SHORT PROBLEM: Copy the rows below exactly, from the first one through the line containing "table-cell: 21.6 (600, 499, 642, 520)", with that line included.

GIVEN ENTRIES:

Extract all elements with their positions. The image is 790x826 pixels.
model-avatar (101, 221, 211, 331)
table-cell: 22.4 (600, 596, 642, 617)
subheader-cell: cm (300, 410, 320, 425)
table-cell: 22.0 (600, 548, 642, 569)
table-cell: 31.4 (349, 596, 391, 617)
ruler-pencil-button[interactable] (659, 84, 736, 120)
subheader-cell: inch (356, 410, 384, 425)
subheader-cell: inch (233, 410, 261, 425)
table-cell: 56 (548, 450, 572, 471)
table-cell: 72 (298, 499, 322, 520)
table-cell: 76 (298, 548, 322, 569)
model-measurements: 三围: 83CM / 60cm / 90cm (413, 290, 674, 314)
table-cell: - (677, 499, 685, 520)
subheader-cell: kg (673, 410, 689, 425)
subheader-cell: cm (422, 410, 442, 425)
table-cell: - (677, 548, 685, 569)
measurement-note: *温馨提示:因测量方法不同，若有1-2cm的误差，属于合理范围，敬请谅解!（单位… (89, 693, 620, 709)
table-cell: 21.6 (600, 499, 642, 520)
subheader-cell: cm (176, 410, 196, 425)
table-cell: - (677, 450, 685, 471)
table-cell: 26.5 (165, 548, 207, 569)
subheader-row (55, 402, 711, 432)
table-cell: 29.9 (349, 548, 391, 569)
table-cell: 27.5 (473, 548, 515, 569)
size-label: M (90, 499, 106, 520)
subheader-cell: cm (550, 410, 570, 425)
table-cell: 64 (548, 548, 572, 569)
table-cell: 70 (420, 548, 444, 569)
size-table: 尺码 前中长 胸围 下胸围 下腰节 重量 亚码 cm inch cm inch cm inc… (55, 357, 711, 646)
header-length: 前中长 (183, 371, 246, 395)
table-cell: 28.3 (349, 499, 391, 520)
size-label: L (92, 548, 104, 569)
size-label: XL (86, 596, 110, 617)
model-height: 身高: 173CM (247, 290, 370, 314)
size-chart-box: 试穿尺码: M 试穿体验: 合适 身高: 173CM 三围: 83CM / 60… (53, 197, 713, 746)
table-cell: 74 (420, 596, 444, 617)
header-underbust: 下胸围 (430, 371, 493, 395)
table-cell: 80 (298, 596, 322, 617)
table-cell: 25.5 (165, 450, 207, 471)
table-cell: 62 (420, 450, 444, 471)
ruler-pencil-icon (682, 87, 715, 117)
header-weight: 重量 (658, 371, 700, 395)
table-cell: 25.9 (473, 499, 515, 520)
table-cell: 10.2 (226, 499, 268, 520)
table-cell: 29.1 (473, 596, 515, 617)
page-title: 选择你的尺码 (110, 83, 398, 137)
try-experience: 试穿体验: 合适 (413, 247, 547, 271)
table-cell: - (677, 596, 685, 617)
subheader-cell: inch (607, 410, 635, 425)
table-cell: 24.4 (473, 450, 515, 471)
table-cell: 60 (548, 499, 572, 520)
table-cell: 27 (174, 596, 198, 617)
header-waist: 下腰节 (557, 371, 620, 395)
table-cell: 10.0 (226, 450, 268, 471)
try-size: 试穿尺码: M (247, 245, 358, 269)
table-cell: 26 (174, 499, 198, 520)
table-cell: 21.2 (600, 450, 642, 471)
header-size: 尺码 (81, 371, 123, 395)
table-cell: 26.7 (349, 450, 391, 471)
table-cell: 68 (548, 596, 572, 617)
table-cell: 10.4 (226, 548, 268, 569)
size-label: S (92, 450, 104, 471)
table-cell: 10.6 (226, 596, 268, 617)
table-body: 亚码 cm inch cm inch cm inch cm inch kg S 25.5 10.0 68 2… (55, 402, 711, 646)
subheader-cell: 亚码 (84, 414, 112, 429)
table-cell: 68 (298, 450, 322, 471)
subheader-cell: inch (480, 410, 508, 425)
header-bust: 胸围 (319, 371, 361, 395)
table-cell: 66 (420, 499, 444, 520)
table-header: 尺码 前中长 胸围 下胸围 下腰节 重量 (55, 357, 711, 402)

RESPONSE TO THIS TASK:
Extract all elements with their positions. The image is 790x826 pixels.
model-avatar (101, 221, 211, 331)
table-cell: 22.4 (600, 596, 642, 617)
subheader-cell: cm (300, 410, 320, 425)
table-cell: 22.0 (600, 548, 642, 569)
table-cell: 31.4 (349, 596, 391, 617)
ruler-pencil-button[interactable] (659, 84, 736, 120)
subheader-cell: inch (356, 410, 384, 425)
subheader-cell: inch (233, 410, 261, 425)
table-cell: 56 (548, 450, 572, 471)
table-cell: 72 (298, 499, 322, 520)
table-cell: 76 (298, 548, 322, 569)
model-measurements: 三围: 83CM / 60cm / 90cm (413, 290, 674, 314)
table-cell: - (677, 499, 685, 520)
subheader-cell: kg (673, 410, 689, 425)
subheader-cell: cm (422, 410, 442, 425)
table-cell: - (677, 548, 685, 569)
measurement-note: *温馨提示:因测量方法不同，若有1-2cm的误差，属于合理范围，敬请谅解!（单位… (89, 693, 620, 709)
table-cell: 21.6 (600, 499, 642, 520)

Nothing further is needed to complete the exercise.